## Start Available records

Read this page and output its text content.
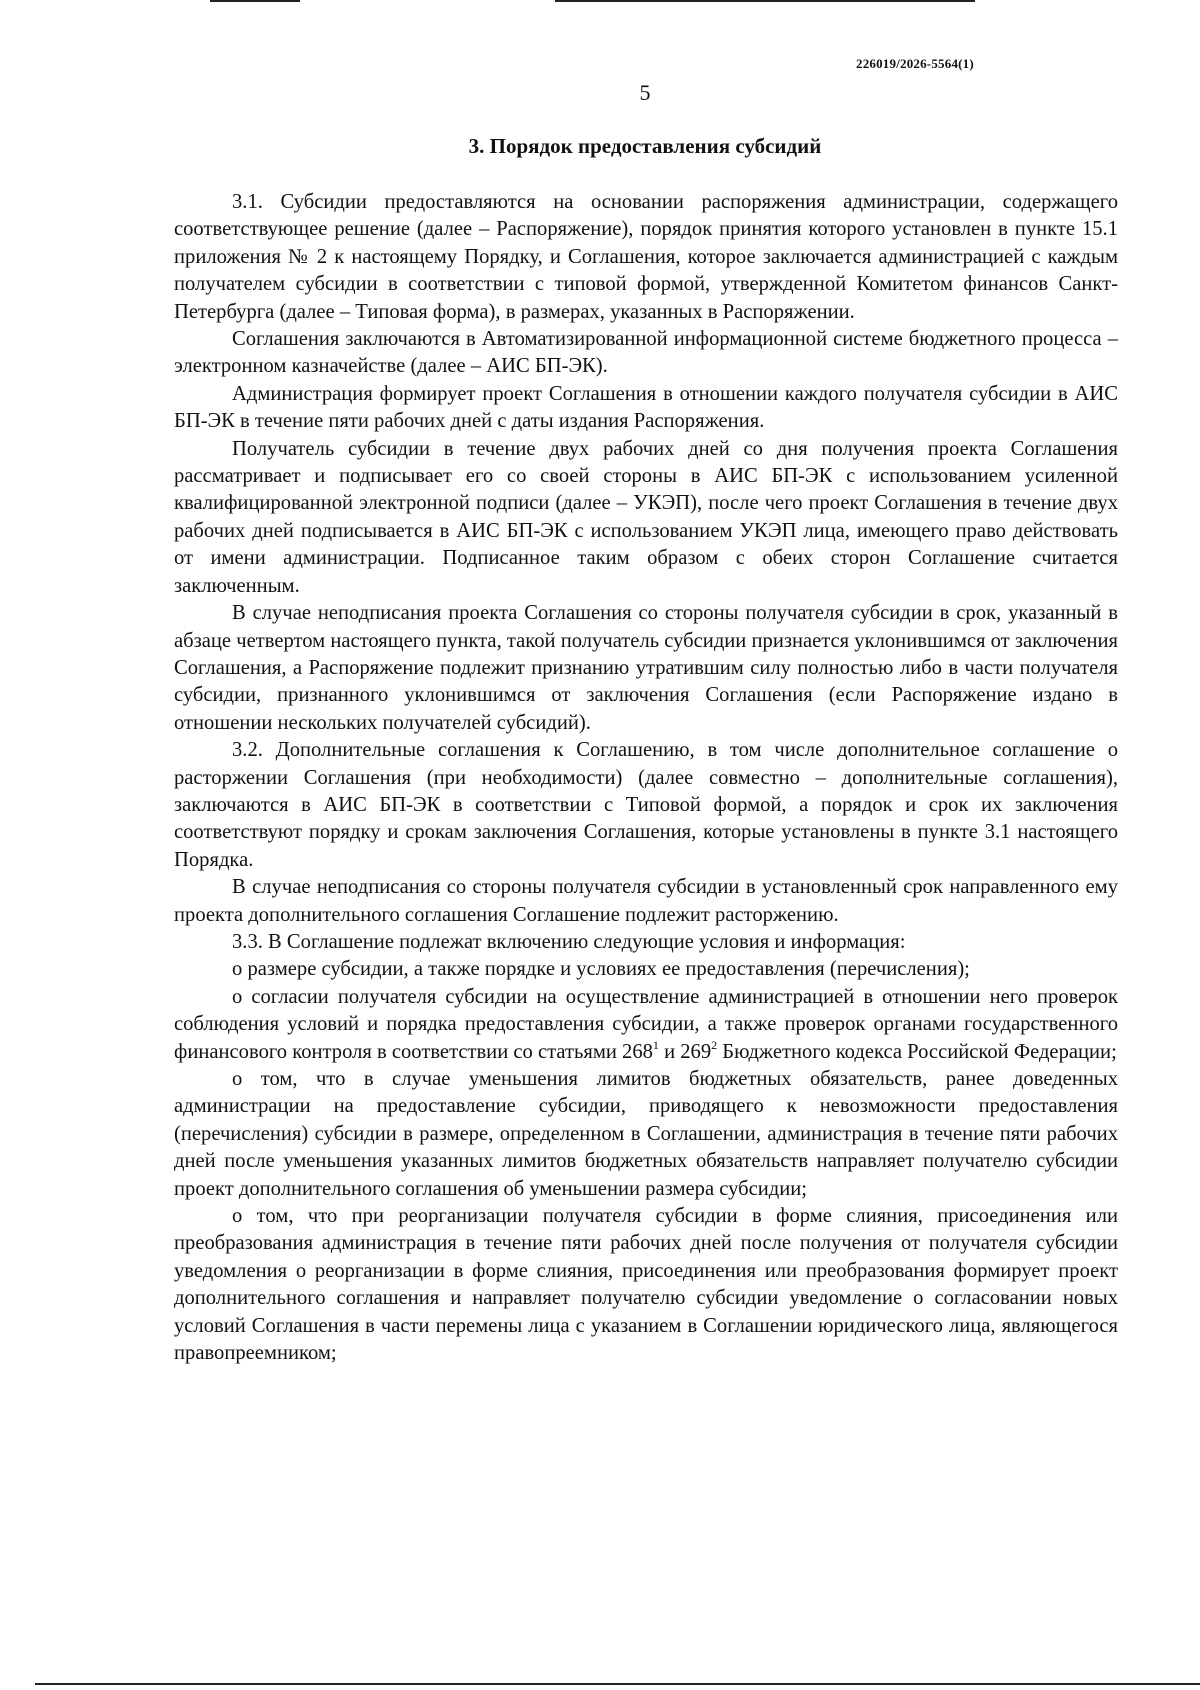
226019/2026-5564(1)
5
3. Порядок предоставления субсидий

3.1. Субсидии предоставляются на основании распоряжения администрации, содержащего соответствующее решение (далее – Распоряжение), порядок принятия которого установлен в пункте 15.1 приложения № 2 к настоящему Порядку, и Соглашения, которое заключается администрацией с каждым получателем субсидии в соответствии с типовой формой, утвержденной Комитетом финансов Санкт-Петербурга (далее – Типовая форма), в размерах, указанных в Распоряжении.

Соглашения заключаются в Автоматизированной информационной системе бюджетного процесса – электронном казначействе (далее – АИС БП-ЭК).

Администрация формирует проект Соглашения в отношении каждого получателя субсидии в АИС БП-ЭК в течение пяти рабочих дней с даты издания Распоряжения.

Получатель субсидии в течение двух рабочих дней со дня получения проекта Соглашения рассматривает и подписывает его со своей стороны в АИС БП-ЭК с использованием усиленной квалифицированной электронной подписи (далее – УКЭП), после чего проект Соглашения в течение двух рабочих дней подписывается в АИС БП-ЭК с использованием УКЭП лица, имеющего право действовать от имени администрации. Подписанное таким образом с обеих сторон Соглашение считается заключенным.

В случае неподписания проекта Соглашения со стороны получателя субсидии в срок, указанный в абзаце четвертом настоящего пункта, такой получатель субсидии признается уклонившимся от заключения Соглашения, а Распоряжение подлежит признанию утратившим силу полностью либо в части получателя субсидии, признанного уклонившимся от заключения Соглашения (если Распоряжение издано в отношении нескольких получателей субсидий).

3.2. Дополнительные соглашения к Соглашению, в том числе дополнительное соглашение о расторжении Соглашения (при необходимости) (далее совместно – дополнительные соглашения), заключаются в АИС БП-ЭК в соответствии с Типовой формой, а порядок и срок их заключения соответствуют порядку и срокам заключения Соглашения, которые установлены в пункте 3.1 настоящего Порядка.

В случае неподписания со стороны получателя субсидии в установленный срок направленного ему проекта дополнительного соглашения Соглашение подлежит расторжению.

3.3. В Соглашение подлежат включению следующие условия и информация:

о размере субсидии, а также порядке и условиях ее предоставления (перечисления);

о согласии получателя субсидии на осуществление администрацией в отношении него проверок соблюдения условий и порядка предоставления субсидии, а также проверок органами государственного финансового контроля в соответствии со статьями $268^1$ и $269^2$ Бюджетного кодекса Российской Федерации;

о том, что в случае уменьшения лимитов бюджетных обязательств, ранее доведенных администрации на предоставление субсидии, приводящего к невозможности предоставления (перечисления) субсидии в размере, определенном в Соглашении, администрация в течение пяти рабочих дней после уменьшения указанных лимитов бюджетных обязательств направляет получателю субсидии проект дополнительного соглашения об уменьшении размера субсидии;

о том, что при реорганизации получателя субсидии в форме слияния, присоединения или преобразования администрация в течение пяти рабочих дней после получения от получателя субсидии уведомления о реорганизации в форме слияния, присоединения или преобразования формирует проект дополнительного соглашения и направляет получателю субсидии уведомление о согласовании новых условий Соглашения в части перемены лица с указанием в Соглашении юридического лица, являющегося правопреемником;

## End Available records

## What to work on
Every record above should be written out again without change, except that the pictures are left out.

## Final answer
Read this page and output its text content.
226019/2026-5564(1)
5
3. Порядок предоставления субсидий

3.1. Субсидии предоставляются на основании распоряжения администрации, содержащего соответствующее решение (далее – Распоряжение), порядок принятия которого установлен в пункте 15.1 приложения № 2 к настоящему Порядку, и Соглашения, которое заключается администрацией с каждым получателем субсидии в соответствии с типовой формой, утвержденной Комитетом финансов Санкт-Петербурга (далее – Типовая форма), в размерах, указанных в Распоряжении.

Соглашения заключаются в Автоматизированной информационной системе бюджетного процесса – электронном казначействе (далее – АИС БП-ЭК).

Администрация формирует проект Соглашения в отношении каждого получателя субсидии в АИС БП-ЭК в течение пяти рабочих дней с даты издания Распоряжения.

Получатель субсидии в течение двух рабочих дней со дня получения проекта Соглашения рассматривает и подписывает его со своей стороны в АИС БП-ЭК с использованием усиленной квалифицированной электронной подписи (далее – УКЭП), после чего проект Соглашения в течение двух рабочих дней подписывается в АИС БП-ЭК с использованием УКЭП лица, имеющего право действовать от имени администрации. Подписанное таким образом с обеих сторон Соглашение считается заключенным.

В случае неподписания проекта Соглашения со стороны получателя субсидии в срок, указанный в абзаце четвертом настоящего пункта, такой получатель субсидии признается уклонившимся от заключения Соглашения, а Распоряжение подлежит признанию утратившим силу полностью либо в части получателя субсидии, признанного уклонившимся от заключения Соглашения (если Распоряжение издано в отношении нескольких получателей субсидий).

3.2. Дополнительные соглашения к Соглашению, в том числе дополнительное соглашение о расторжении Соглашения (при необходимости) (далее совместно – дополнительные соглашения), заключаются в АИС БП-ЭК в соответствии с Типовой формой, а порядок и срок их заключения соответствуют порядку и срокам заключения Соглашения, которые установлены в пункте 3.1 настоящего Порядка.

В случае неподписания со стороны получателя субсидии в установленный срок направленного ему проекта дополнительного соглашения Соглашение подлежит расторжению.

3.3. В Соглашение подлежат включению следующие условия и информация:

о размере субсидии, а также порядке и условиях ее предоставления (перечисления);

о согласии получателя субсидии на осуществление администрацией в отношении него проверок соблюдения условий и порядка предоставления субсидии, а также проверок органами государственного финансового контроля в соответствии со статьями $268^1$ и $269^2$ Бюджетного кодекса Российской Федерации;

о том, что в случае уменьшения лимитов бюджетных обязательств, ранее доведенных администрации на предоставление субсидии, приводящего к невозможности предоставления (перечисления) субсидии в размере, определенном в Соглашении, администрация в течение пяти рабочих дней после уменьшения указанных лимитов бюджетных обязательств направляет получателю субсидии проект дополнительного соглашения об уменьшении размера субсидии;

о том, что при реорганизации получателя субсидии в форме слияния, присоединения или преобразования администрация в течение пяти рабочих дней после получения от получателя субсидии уведомления о реорганизации в форме слияния, присоединения или преобразования формирует проект дополнительного соглашения и направляет получателю субсидии уведомление о согласовании новых условий Соглашения в части перемены лица с указанием в Соглашении юридического лица, являющегося правопреемником;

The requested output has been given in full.